_SHORT TASK_: Copy out all the entries word for word.

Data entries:
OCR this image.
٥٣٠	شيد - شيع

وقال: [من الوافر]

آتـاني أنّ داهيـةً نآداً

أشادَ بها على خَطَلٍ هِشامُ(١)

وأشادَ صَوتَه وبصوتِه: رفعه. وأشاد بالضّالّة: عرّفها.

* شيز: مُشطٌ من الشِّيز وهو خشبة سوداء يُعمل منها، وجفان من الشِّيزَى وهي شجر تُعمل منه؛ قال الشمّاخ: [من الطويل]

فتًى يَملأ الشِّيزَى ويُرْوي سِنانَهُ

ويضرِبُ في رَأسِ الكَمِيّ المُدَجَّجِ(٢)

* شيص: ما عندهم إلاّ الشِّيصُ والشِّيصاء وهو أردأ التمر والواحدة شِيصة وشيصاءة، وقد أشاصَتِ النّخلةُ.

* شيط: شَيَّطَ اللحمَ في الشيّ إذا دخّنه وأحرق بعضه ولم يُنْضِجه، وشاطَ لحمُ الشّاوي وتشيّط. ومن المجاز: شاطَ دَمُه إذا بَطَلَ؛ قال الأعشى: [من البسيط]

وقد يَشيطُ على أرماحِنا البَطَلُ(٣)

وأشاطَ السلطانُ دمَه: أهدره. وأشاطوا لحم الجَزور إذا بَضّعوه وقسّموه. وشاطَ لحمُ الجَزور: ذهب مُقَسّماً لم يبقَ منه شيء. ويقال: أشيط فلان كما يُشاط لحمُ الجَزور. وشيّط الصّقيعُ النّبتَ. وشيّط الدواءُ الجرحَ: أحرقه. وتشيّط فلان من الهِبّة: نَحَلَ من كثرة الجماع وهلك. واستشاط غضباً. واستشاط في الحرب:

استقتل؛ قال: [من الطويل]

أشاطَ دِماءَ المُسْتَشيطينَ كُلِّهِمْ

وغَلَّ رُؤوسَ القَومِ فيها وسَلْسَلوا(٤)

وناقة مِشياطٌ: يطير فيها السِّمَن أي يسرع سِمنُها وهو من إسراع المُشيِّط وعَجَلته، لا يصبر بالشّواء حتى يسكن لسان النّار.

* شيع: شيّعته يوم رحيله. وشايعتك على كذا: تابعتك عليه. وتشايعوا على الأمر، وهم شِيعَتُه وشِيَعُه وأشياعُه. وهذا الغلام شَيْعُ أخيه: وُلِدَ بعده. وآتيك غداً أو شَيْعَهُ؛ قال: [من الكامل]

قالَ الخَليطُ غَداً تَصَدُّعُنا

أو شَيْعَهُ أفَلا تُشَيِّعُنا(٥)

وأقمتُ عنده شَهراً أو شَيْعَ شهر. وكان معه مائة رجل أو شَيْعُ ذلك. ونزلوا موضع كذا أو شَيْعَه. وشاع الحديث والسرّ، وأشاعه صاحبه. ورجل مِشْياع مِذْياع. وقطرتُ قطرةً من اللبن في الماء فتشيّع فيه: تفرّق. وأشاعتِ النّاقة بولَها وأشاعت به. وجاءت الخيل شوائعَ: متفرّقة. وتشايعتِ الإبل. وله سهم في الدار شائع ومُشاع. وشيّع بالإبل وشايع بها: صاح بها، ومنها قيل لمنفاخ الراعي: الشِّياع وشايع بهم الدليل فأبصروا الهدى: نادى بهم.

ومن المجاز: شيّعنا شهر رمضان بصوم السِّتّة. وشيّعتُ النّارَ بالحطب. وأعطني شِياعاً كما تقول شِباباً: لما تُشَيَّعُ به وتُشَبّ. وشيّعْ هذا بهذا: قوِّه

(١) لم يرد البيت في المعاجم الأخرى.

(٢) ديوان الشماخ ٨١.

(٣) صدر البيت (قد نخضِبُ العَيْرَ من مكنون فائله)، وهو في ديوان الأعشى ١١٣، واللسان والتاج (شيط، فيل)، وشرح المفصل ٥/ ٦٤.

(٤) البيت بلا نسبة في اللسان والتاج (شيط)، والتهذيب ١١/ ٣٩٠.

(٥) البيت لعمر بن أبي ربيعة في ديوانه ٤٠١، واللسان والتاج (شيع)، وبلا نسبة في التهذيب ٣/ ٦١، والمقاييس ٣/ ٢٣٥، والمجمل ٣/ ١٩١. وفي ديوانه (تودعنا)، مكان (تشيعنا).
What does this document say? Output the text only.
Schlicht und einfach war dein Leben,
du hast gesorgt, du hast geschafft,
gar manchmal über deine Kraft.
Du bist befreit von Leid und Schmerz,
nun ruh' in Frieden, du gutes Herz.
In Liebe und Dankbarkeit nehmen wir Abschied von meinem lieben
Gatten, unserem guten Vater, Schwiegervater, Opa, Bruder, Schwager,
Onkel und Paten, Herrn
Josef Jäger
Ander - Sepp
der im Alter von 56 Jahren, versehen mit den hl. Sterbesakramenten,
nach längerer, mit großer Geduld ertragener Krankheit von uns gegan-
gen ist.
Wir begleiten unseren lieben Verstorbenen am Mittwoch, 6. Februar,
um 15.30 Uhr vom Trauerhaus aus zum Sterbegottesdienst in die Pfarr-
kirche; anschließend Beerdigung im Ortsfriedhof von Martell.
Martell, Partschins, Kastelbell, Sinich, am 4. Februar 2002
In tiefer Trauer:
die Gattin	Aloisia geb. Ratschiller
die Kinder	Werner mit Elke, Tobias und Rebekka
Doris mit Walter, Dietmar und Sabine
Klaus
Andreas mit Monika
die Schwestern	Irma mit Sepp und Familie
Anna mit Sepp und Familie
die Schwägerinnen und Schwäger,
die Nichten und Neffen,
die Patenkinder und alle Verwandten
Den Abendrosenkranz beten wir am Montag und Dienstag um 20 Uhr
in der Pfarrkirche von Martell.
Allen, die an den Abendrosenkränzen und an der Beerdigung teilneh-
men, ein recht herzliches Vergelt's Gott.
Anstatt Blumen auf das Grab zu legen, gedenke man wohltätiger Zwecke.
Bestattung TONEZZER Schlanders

_PROBLEM SOLUTION_:
OCR this image.
٥٣٠	شيد - شيع

وقال: [من الوافر]

آتـاني أنّ داهيـةً نآداً

أشادَ بها على خَطَلٍ هِشامُ(١)

وأشادَ صَوتَه وبصوتِه: رفعه. وأشاد بالضّالّة: عرّفها.

* شيز: مُشطٌ من الشِّيز وهو خشبة سوداء يُعمل منها، وجفان من الشِّيزَى وهي شجر تُعمل منه؛ قال الشمّاخ: [من الطويل]

فتًى يَملأ الشِّيزَى ويُرْوي سِنانَهُ

ويضرِبُ في رَأسِ الكَمِيّ المُدَجَّجِ(٢)

* شيص: ما عندهم إلاّ الشِّيصُ والشِّيصاء وهو أردأ التمر والواحدة شِيصة وشيصاءة، وقد أشاصَتِ النّخلةُ.

* شيط: شَيَّطَ اللحمَ في الشيّ إذا دخّنه وأحرق بعضه ولم يُنْضِجه، وشاطَ لحمُ الشّاوي وتشيّط. ومن المجاز: شاطَ دَمُه إذا بَطَلَ؛ قال الأعشى: [من البسيط]

وقد يَشيطُ على أرماحِنا البَطَلُ(٣)

وأشاطَ السلطانُ دمَه: أهدره. وأشاطوا لحم الجَزور إذا بَضّعوه وقسّموه. وشاطَ لحمُ الجَزور: ذهب مُقَسّماً لم يبقَ منه شيء. ويقال: أشيط فلان كما يُشاط لحمُ الجَزور. وشيّط الصّقيعُ النّبتَ. وشيّط الدواءُ الجرحَ: أحرقه. وتشيّط فلان من الهِبّة: نَحَلَ من كثرة الجماع وهلك. واستشاط غضباً. واستشاط في الحرب:

استقتل؛ قال: [من الطويل]

أشاطَ دِماءَ المُسْتَشيطينَ كُلِّهِمْ

وغَلَّ رُؤوسَ القَومِ فيها وسَلْسَلوا(٤)

وناقة مِشياطٌ: يطير فيها السِّمَن أي يسرع سِمنُها وهو من إسراع المُشيِّط وعَجَلته، لا يصبر بالشّواء حتى يسكن لسان النّار.

* شيع: شيّعته يوم رحيله. وشايعتك على كذا: تابعتك عليه. وتشايعوا على الأمر، وهم شِيعَتُه وشِيَعُه وأشياعُه. وهذا الغلام شَيْعُ أخيه: وُلِدَ بعده. وآتيك غداً أو شَيْعَهُ؛ قال: [من الكامل]

قالَ الخَليطُ غَداً تَصَدُّعُنا

أو شَيْعَهُ أفَلا تُشَيِّعُنا(٥)

وأقمتُ عنده شَهراً أو شَيْعَ شهر. وكان معه مائة رجل أو شَيْعُ ذلك. ونزلوا موضع كذا أو شَيْعَه. وشاع الحديث والسرّ، وأشاعه صاحبه. ورجل مِشْياع مِذْياع. وقطرتُ قطرةً من اللبن في الماء فتشيّع فيه: تفرّق. وأشاعتِ النّاقة بولَها وأشاعت به. وجاءت الخيل شوائعَ: متفرّقة. وتشايعتِ الإبل. وله سهم في الدار شائع ومُشاع. وشيّع بالإبل وشايع بها: صاح بها، ومنها قيل لمنفاخ الراعي: الشِّياع وشايع بهم الدليل فأبصروا الهدى: نادى بهم.

ومن المجاز: شيّعنا شهر رمضان بصوم السِّتّة. وشيّعتُ النّارَ بالحطب. وأعطني شِياعاً كما تقول شِباباً: لما تُشَيَّعُ به وتُشَبّ. وشيّعْ هذا بهذا: قوِّه

(١) لم يرد البيت في المعاجم الأخرى.

(٢) ديوان الشماخ ٨١.

(٣) صدر البيت (قد نخضِبُ العَيْرَ من مكنون فائله)، وهو في ديوان الأعشى ١١٣، واللسان والتاج (شيط، فيل)، وشرح المفصل ٥/ ٦٤.

(٤) البيت بلا نسبة في اللسان والتاج (شيط)، والتهذيب ١١/ ٣٩٠.

(٥) البيت لعمر بن أبي ربيعة في ديوانه ٤٠١، واللسان والتاج (شيع)، وبلا نسبة في التهذيب ٣/ ٦١، والمقاييس ٣/ ٢٣٥، والمجمل ٣/ ١٩١. وفي ديوانه (تودعنا)، مكان (تشيعنا).
What does this document say? Output the text only.
Schlicht und einfach war dein Leben,
du hast gesorgt, du hast geschafft,
gar manchmal über deine Kraft.
Du bist befreit von Leid und Schmerz,
nun ruh' in Frieden, du gutes Herz.
In Liebe und Dankbarkeit nehmen wir Abschied von meinem lieben
Gatten, unserem guten Vater, Schwiegervater, Opa, Bruder, Schwager,
Onkel und Paten, Herrn
Josef Jäger
Ander - Sepp
der im Alter von 56 Jahren, versehen mit den hl. Sterbesakramenten,
nach längerer, mit großer Geduld ertragener Krankheit von uns gegan-
gen ist.
Wir begleiten unseren lieben Verstorbenen am Mittwoch, 6. Februar,
um 15.30 Uhr vom Trauerhaus aus zum Sterbegottesdienst in die Pfarr-
kirche; anschließend Beerdigung im Ortsfriedhof von Martell.
Martell, Partschins, Kastelbell, Sinich, am 4. Februar 2002
In tiefer Trauer:
die Gattin	Aloisia geb. Ratschiller
die Kinder	Werner mit Elke, Tobias und Rebekka
Doris mit Walter, Dietmar und Sabine
Klaus
Andreas mit Monika
die Schwestern	Irma mit Sepp und Familie
Anna mit Sepp und Familie
die Schwägerinnen und Schwäger,
die Nichten und Neffen,
die Patenkinder und alle Verwandten
Den Abendrosenkranz beten wir am Montag und Dienstag um 20 Uhr
in der Pfarrkirche von Martell.
Allen, die an den Abendrosenkränzen und an der Beerdigung teilneh-
men, ein recht herzliches Vergelt's Gott.
Anstatt Blumen auf das Grab zu legen, gedenke man wohltätiger Zwecke.
Bestattung TONEZZER Schlanders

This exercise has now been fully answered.